■ **Exercise**:
Please transcribe the data that follows without the pictures, keeping every word the same.

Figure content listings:
++++
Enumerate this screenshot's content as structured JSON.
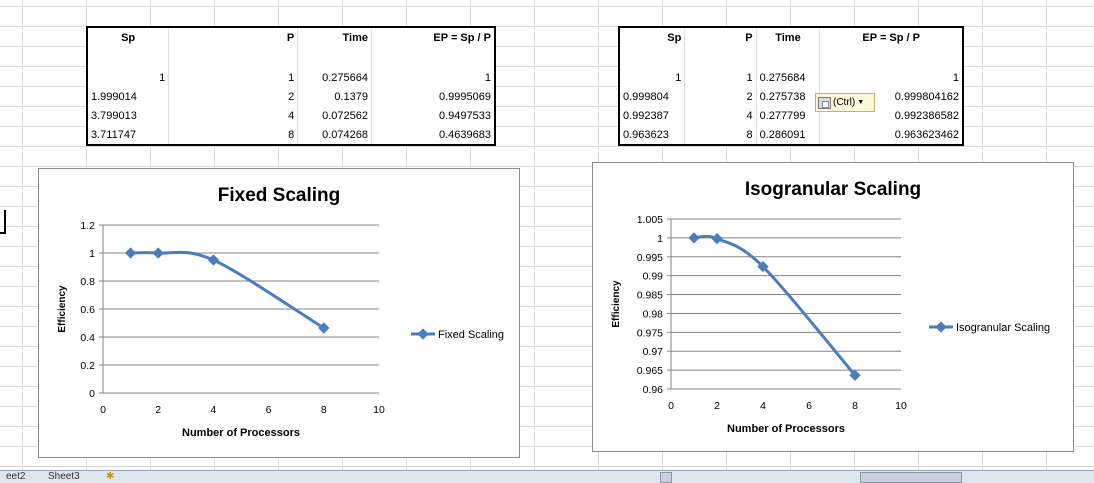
{
  "table1": {
    "headers": [
      "Sp",
      "P",
      "Time",
      "EP = Sp / P"
    ],
    "rows": [
      [
        "1",
        "1",
        "0.275664",
        "1"
      ],
      [
        "1.999014",
        "2",
        "0.1379",
        "0.9995069"
      ],
      [
        "3.799013",
        "4",
        "0.072562",
        "0.9497533"
      ],
      [
        "3.711747",
        "8",
        "0.074268",
        "0.4639683"
      ]
    ]
  },
  "table2": {
    "headers": [
      "Sp",
      "P",
      "Time",
      "EP = Sp / P"
    ],
    "rows": [
      [
        "1",
        "1",
        "0.275684",
        "1"
      ],
      [
        "0.999804",
        "2",
        "0.275738",
        "0.999804162"
      ],
      [
        "0.992387",
        "4",
        "0.277799",
        "0.992386582"
      ],
      [
        "0.963623",
        "8",
        "0.286091",
        "0.963623462"
      ]
    ]
  },
  "paste_options": {
    "label": "(Ctrl)",
    "icon": "clipboard-icon"
  },
  "sheet_tabs": [
    "eet2",
    "Sheet3"
  ],
  "colors": {
    "series": "#4a7ebb",
    "gridline": "#868686",
    "axis": "#868686"
  },
  "chart_data": [
    {
      "type": "line",
      "title": "Fixed Scaling",
      "xlabel": "Number of Processors",
      "ylabel": "Efficiency",
      "xlim": [
        0,
        10
      ],
      "ylim": [
        0,
        1.2
      ],
      "xticks": [
        0,
        2,
        4,
        6,
        8,
        10
      ],
      "yticks": [
        0,
        0.2,
        0.4,
        0.6,
        0.8,
        1,
        1.2
      ],
      "x": [
        1,
        2,
        4,
        8
      ],
      "series": [
        {
          "name": "Fixed Scaling",
          "values": [
            1,
            0.9995069,
            0.9497533,
            0.4639683
          ]
        }
      ],
      "grid": true,
      "legend": "right",
      "smooth": true
    },
    {
      "type": "line",
      "title": "Isogranular Scaling",
      "xlabel": "Number of Processors",
      "ylabel": "Efficiency",
      "xlim": [
        0,
        10
      ],
      "ylim": [
        0.96,
        1.005
      ],
      "xticks": [
        0,
        2,
        4,
        6,
        8,
        10
      ],
      "yticks": [
        0.96,
        0.965,
        0.97,
        0.975,
        0.98,
        0.985,
        0.99,
        0.995,
        1,
        1.005
      ],
      "yticklabels": [
        "0.96",
        "0.965",
        "0.97",
        "0.975",
        "0.98",
        "0.985",
        "0.99",
        "0.995",
        "1",
        "1.005"
      ],
      "x": [
        1,
        2,
        4,
        8
      ],
      "series": [
        {
          "name": "Isogranular Scaling",
          "values": [
            1,
            0.999804162,
            0.992386582,
            0.963623462
          ]
        }
      ],
      "grid": true,
      "legend": "right",
      "smooth": true
    }
  ]
}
++++
■ **The output**:
Enumerate this screenshot's content as structured JSON.
{
  "table1": {
    "headers": [
      "Sp",
      "P",
      "Time",
      "EP = Sp / P"
    ],
    "rows": [
      [
        "1",
        "1",
        "0.275664",
        "1"
      ],
      [
        "1.999014",
        "2",
        "0.1379",
        "0.9995069"
      ],
      [
        "3.799013",
        "4",
        "0.072562",
        "0.9497533"
      ],
      [
        "3.711747",
        "8",
        "0.074268",
        "0.4639683"
      ]
    ]
  },
  "table2": {
    "headers": [
      "Sp",
      "P",
      "Time",
      "EP = Sp / P"
    ],
    "rows": [
      [
        "1",
        "1",
        "0.275684",
        "1"
      ],
      [
        "0.999804",
        "2",
        "0.275738",
        "0.999804162"
      ],
      [
        "0.992387",
        "4",
        "0.277799",
        "0.992386582"
      ],
      [
        "0.963623",
        "8",
        "0.286091",
        "0.963623462"
      ]
    ]
  },
  "paste_options": {
    "label": "(Ctrl)",
    "icon": "clipboard-icon"
  },
  "sheet_tabs": [
    "eet2",
    "Sheet3"
  ],
  "colors": {
    "series": "#4a7ebb",
    "gridline": "#868686",
    "axis": "#868686"
  },
  "chart_data": [
    {
      "type": "line",
      "title": "Fixed Scaling",
      "xlabel": "Number of Processors",
      "ylabel": "Efficiency",
      "xlim": [
        0,
        10
      ],
      "ylim": [
        0,
        1.2
      ],
      "xticks": [
        0,
        2,
        4,
        6,
        8,
        10
      ],
      "yticks": [
        0,
        0.2,
        0.4,
        0.6,
        0.8,
        1,
        1.2
      ],
      "x": [
        1,
        2,
        4,
        8
      ],
      "series": [
        {
          "name": "Fixed Scaling",
          "values": [
            1,
            0.9995069,
            0.9497533,
            0.4639683
          ]
        }
      ],
      "grid": true,
      "legend": "right",
      "smooth": true
    },
    {
      "type": "line",
      "title": "Isogranular Scaling",
      "xlabel": "Number of Processors",
      "ylabel": "Efficiency",
      "xlim": [
        0,
        10
      ],
      "ylim": [
        0.96,
        1.005
      ],
      "xticks": [
        0,
        2,
        4,
        6,
        8,
        10
      ],
      "yticks": [
        0.96,
        0.965,
        0.97,
        0.975,
        0.98,
        0.985,
        0.99,
        0.995,
        1,
        1.005
      ],
      "yticklabels": [
        "0.96",
        "0.965",
        "0.97",
        "0.975",
        "0.98",
        "0.985",
        "0.99",
        "0.995",
        "1",
        "1.005"
      ],
      "x": [
        1,
        2,
        4,
        8
      ],
      "series": [
        {
          "name": "Isogranular Scaling",
          "values": [
            1,
            0.999804162,
            0.992386582,
            0.963623462
          ]
        }
      ],
      "grid": true,
      "legend": "right",
      "smooth": true
    }
  ]
}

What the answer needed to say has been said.